§ **Records provided**
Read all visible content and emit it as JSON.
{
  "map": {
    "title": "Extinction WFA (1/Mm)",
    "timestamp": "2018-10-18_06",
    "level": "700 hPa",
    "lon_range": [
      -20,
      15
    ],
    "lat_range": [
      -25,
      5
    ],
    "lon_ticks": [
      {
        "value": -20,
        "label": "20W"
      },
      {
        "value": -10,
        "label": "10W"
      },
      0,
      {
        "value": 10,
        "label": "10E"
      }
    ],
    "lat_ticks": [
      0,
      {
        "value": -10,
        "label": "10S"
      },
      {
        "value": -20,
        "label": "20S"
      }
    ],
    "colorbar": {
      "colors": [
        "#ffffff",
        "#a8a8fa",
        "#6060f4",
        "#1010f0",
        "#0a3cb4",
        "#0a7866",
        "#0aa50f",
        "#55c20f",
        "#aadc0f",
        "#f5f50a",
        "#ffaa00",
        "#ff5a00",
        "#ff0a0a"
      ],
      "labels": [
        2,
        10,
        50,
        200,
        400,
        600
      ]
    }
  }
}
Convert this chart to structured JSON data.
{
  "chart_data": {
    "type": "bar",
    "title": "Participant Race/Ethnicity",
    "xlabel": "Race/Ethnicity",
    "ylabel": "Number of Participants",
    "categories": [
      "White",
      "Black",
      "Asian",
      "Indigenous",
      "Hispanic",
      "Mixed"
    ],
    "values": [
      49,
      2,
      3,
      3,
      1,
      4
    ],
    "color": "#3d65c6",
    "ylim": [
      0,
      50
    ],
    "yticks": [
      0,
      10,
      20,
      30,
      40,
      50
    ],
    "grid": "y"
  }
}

§ **Challenge**
Each line above must be printed exactly as it appears.

§ **Task result**
Read all visible content and emit it as JSON.
{
  "map": {
    "title": "Extinction WFA (1/Mm)",
    "timestamp": "2018-10-18_06",
    "level": "700 hPa",
    "lon_range": [
      -20,
      15
    ],
    "lat_range": [
      -25,
      5
    ],
    "lon_ticks": [
      {
        "value": -20,
        "label": "20W"
      },
      {
        "value": -10,
        "label": "10W"
      },
      0,
      {
        "value": 10,
        "label": "10E"
      }
    ],
    "lat_ticks": [
      0,
      {
        "value": -10,
        "label": "10S"
      },
      {
        "value": -20,
        "label": "20S"
      }
    ],
    "colorbar": {
      "colors": [
        "#ffffff",
        "#a8a8fa",
        "#6060f4",
        "#1010f0",
        "#0a3cb4",
        "#0a7866",
        "#0aa50f",
        "#55c20f",
        "#aadc0f",
        "#f5f50a",
        "#ffaa00",
        "#ff5a00",
        "#ff0a0a"
      ],
      "labels": [
        2,
        10,
        50,
        200,
        400,
        600
      ]
    }
  }
}
Convert this chart to structured JSON data.
{
  "chart_data": {
    "type": "bar",
    "title": "Participant Race/Ethnicity",
    "xlabel": "Race/Ethnicity",
    "ylabel": "Number of Participants",
    "categories": [
      "White",
      "Black",
      "Asian",
      "Indigenous",
      "Hispanic",
      "Mixed"
    ],
    "values": [
      49,
      2,
      3,
      3,
      1,
      4
    ],
    "color": "#3d65c6",
    "ylim": [
      0,
      50
    ],
    "yticks": [
      0,
      10,
      20,
      30,
      40,
      50
    ],
    "grid": "y"
  }
}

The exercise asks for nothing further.